Repeat the entire listing exactly.

## Start Stored data

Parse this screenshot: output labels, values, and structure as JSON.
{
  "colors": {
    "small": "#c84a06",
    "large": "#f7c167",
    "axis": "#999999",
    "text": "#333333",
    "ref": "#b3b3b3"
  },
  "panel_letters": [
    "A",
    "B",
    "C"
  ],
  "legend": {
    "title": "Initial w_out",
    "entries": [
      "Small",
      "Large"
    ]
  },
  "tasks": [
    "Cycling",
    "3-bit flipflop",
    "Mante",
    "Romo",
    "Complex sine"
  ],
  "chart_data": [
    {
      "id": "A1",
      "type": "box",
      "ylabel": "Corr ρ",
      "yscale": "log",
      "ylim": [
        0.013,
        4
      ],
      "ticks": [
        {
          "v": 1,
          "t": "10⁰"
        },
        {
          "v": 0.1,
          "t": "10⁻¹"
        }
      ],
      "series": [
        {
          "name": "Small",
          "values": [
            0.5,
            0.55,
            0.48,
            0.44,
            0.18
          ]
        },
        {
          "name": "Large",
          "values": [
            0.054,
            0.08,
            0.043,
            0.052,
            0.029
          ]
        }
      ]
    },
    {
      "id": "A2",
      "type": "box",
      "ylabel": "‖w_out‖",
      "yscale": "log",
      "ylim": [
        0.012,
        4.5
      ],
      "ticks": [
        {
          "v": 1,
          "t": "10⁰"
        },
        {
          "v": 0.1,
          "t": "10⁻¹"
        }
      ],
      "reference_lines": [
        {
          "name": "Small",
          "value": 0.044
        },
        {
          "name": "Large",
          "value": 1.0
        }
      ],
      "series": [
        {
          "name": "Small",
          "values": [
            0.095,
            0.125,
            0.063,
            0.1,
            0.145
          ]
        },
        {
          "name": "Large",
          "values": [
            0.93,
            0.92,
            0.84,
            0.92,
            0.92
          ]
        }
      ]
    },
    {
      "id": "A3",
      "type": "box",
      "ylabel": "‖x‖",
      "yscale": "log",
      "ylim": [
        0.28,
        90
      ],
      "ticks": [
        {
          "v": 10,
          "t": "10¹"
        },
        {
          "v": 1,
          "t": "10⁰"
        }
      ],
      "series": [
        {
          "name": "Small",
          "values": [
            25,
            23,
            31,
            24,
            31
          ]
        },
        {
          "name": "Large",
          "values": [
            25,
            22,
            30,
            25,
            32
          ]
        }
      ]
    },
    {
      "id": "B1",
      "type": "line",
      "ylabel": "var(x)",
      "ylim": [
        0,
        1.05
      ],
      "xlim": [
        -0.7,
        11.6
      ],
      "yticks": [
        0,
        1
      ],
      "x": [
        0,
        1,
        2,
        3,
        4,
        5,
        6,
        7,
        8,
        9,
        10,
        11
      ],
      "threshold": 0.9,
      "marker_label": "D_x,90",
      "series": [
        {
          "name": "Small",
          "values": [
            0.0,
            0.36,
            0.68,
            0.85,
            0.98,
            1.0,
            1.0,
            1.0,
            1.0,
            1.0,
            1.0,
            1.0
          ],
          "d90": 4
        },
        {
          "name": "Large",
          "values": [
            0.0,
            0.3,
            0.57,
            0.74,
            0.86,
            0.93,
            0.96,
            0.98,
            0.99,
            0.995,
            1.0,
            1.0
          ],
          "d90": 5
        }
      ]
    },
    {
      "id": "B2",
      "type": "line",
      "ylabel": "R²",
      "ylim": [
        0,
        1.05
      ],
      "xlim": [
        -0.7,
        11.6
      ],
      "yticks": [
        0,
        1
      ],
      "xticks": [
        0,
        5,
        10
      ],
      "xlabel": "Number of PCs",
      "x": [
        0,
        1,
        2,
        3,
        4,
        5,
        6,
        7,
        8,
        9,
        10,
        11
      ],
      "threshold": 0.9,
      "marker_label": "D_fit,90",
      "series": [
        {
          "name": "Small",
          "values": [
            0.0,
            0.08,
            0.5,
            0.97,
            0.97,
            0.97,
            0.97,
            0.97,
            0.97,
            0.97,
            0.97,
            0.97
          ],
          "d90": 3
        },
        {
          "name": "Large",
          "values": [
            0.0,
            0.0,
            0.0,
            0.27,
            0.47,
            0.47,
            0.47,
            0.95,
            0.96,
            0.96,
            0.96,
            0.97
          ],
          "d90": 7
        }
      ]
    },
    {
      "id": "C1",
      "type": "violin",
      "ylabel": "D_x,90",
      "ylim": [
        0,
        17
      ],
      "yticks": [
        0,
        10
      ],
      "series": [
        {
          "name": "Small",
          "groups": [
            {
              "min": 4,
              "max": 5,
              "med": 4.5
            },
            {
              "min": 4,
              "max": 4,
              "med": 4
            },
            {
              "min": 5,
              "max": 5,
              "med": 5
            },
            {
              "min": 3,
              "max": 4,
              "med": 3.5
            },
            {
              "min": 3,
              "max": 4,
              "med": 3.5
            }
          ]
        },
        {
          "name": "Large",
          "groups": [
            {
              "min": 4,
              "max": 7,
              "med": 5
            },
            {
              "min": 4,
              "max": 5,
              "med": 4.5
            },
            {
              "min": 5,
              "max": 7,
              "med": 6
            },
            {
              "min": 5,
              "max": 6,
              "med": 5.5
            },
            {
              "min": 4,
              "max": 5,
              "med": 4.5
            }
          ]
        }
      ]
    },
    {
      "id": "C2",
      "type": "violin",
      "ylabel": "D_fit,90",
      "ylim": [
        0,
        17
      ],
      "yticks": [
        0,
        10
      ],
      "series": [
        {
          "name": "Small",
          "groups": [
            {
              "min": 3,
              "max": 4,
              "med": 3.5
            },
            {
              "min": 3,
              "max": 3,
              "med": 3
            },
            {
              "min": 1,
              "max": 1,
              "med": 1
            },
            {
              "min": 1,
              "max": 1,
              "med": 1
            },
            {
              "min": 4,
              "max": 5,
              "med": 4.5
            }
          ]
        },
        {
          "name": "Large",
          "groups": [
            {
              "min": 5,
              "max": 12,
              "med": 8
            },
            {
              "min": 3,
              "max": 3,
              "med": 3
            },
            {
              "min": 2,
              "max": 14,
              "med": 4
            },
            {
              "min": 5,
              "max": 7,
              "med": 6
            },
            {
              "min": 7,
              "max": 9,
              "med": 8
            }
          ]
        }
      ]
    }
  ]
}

## End Stored data

# Answer below
Parse this screenshot: output labels, values, and structure as JSON.
{
  "colors": {
    "small": "#c84a06",
    "large": "#f7c167",
    "axis": "#999999",
    "text": "#333333",
    "ref": "#b3b3b3"
  },
  "panel_letters": [
    "A",
    "B",
    "C"
  ],
  "legend": {
    "title": "Initial w_out",
    "entries": [
      "Small",
      "Large"
    ]
  },
  "tasks": [
    "Cycling",
    "3-bit flipflop",
    "Mante",
    "Romo",
    "Complex sine"
  ],
  "chart_data": [
    {
      "id": "A1",
      "type": "box",
      "ylabel": "Corr ρ",
      "yscale": "log",
      "ylim": [
        0.013,
        4
      ],
      "ticks": [
        {
          "v": 1,
          "t": "10⁰"
        },
        {
          "v": 0.1,
          "t": "10⁻¹"
        }
      ],
      "series": [
        {
          "name": "Small",
          "values": [
            0.5,
            0.55,
            0.48,
            0.44,
            0.18
          ]
        },
        {
          "name": "Large",
          "values": [
            0.054,
            0.08,
            0.043,
            0.052,
            0.029
          ]
        }
      ]
    },
    {
      "id": "A2",
      "type": "box",
      "ylabel": "‖w_out‖",
      "yscale": "log",
      "ylim": [
        0.012,
        4.5
      ],
      "ticks": [
        {
          "v": 1,
          "t": "10⁰"
        },
        {
          "v": 0.1,
          "t": "10⁻¹"
        }
      ],
      "reference_lines": [
        {
          "name": "Small",
          "value": 0.044
        },
        {
          "name": "Large",
          "value": 1.0
        }
      ],
      "series": [
        {
          "name": "Small",
          "values": [
            0.095,
            0.125,
            0.063,
            0.1,
            0.145
          ]
        },
        {
          "name": "Large",
          "values": [
            0.93,
            0.92,
            0.84,
            0.92,
            0.92
          ]
        }
      ]
    },
    {
      "id": "A3",
      "type": "box",
      "ylabel": "‖x‖",
      "yscale": "log",
      "ylim": [
        0.28,
        90
      ],
      "ticks": [
        {
          "v": 10,
          "t": "10¹"
        },
        {
          "v": 1,
          "t": "10⁰"
        }
      ],
      "series": [
        {
          "name": "Small",
          "values": [
            25,
            23,
            31,
            24,
            31
          ]
        },
        {
          "name": "Large",
          "values": [
            25,
            22,
            30,
            25,
            32
          ]
        }
      ]
    },
    {
      "id": "B1",
      "type": "line",
      "ylabel": "var(x)",
      "ylim": [
        0,
        1.05
      ],
      "xlim": [
        -0.7,
        11.6
      ],
      "yticks": [
        0,
        1
      ],
      "x": [
        0,
        1,
        2,
        3,
        4,
        5,
        6,
        7,
        8,
        9,
        10,
        11
      ],
      "threshold": 0.9,
      "marker_label": "D_x,90",
      "series": [
        {
          "name": "Small",
          "values": [
            0.0,
            0.36,
            0.68,
            0.85,
            0.98,
            1.0,
            1.0,
            1.0,
            1.0,
            1.0,
            1.0,
            1.0
          ],
          "d90": 4
        },
        {
          "name": "Large",
          "values": [
            0.0,
            0.3,
            0.57,
            0.74,
            0.86,
            0.93,
            0.96,
            0.98,
            0.99,
            0.995,
            1.0,
            1.0
          ],
          "d90": 5
        }
      ]
    },
    {
      "id": "B2",
      "type": "line",
      "ylabel": "R²",
      "ylim": [
        0,
        1.05
      ],
      "xlim": [
        -0.7,
        11.6
      ],
      "yticks": [
        0,
        1
      ],
      "xticks": [
        0,
        5,
        10
      ],
      "xlabel": "Number of PCs",
      "x": [
        0,
        1,
        2,
        3,
        4,
        5,
        6,
        7,
        8,
        9,
        10,
        11
      ],
      "threshold": 0.9,
      "marker_label": "D_fit,90",
      "series": [
        {
          "name": "Small",
          "values": [
            0.0,
            0.08,
            0.5,
            0.97,
            0.97,
            0.97,
            0.97,
            0.97,
            0.97,
            0.97,
            0.97,
            0.97
          ],
          "d90": 3
        },
        {
          "name": "Large",
          "values": [
            0.0,
            0.0,
            0.0,
            0.27,
            0.47,
            0.47,
            0.47,
            0.95,
            0.96,
            0.96,
            0.96,
            0.97
          ],
          "d90": 7
        }
      ]
    },
    {
      "id": "C1",
      "type": "violin",
      "ylabel": "D_x,90",
      "ylim": [
        0,
        17
      ],
      "yticks": [
        0,
        10
      ],
      "series": [
        {
          "name": "Small",
          "groups": [
            {
              "min": 4,
              "max": 5,
              "med": 4.5
            },
            {
              "min": 4,
              "max": 4,
              "med": 4
            },
            {
              "min": 5,
              "max": 5,
              "med": 5
            },
            {
              "min": 3,
              "max": 4,
              "med": 3.5
            },
            {
              "min": 3,
              "max": 4,
              "med": 3.5
            }
          ]
        },
        {
          "name": "Large",
          "groups": [
            {
              "min": 4,
              "max": 7,
              "med": 5
            },
            {
              "min": 4,
              "max": 5,
              "med": 4.5
            },
            {
              "min": 5,
              "max": 7,
              "med": 6
            },
            {
              "min": 5,
              "max": 6,
              "med": 5.5
            },
            {
              "min": 4,
              "max": 5,
              "med": 4.5
            }
          ]
        }
      ]
    },
    {
      "id": "C2",
      "type": "violin",
      "ylabel": "D_fit,90",
      "ylim": [
        0,
        17
      ],
      "yticks": [
        0,
        10
      ],
      "series": [
        {
          "name": "Small",
          "groups": [
            {
              "min": 3,
              "max": 4,
              "med": 3.5
            },
            {
              "min": 3,
              "max": 3,
              "med": 3
            },
            {
              "min": 1,
              "max": 1,
              "med": 1
            },
            {
              "min": 1,
              "max": 1,
              "med": 1
            },
            {
              "min": 4,
              "max": 5,
              "med": 4.5
            }
          ]
        },
        {
          "name": "Large",
          "groups": [
            {
              "min": 5,
              "max": 12,
              "med": 8
            },
            {
              "min": 3,
              "max": 3,
              "med": 3
            },
            {
              "min": 2,
              "max": 14,
              "med": 4
            },
            {
              "min": 5,
              "max": 7,
              "med": 6
            },
            {
              "min": 7,
              "max": 9,
              "med": 8
            }
          ]
        }
      ]
    }
  ]
}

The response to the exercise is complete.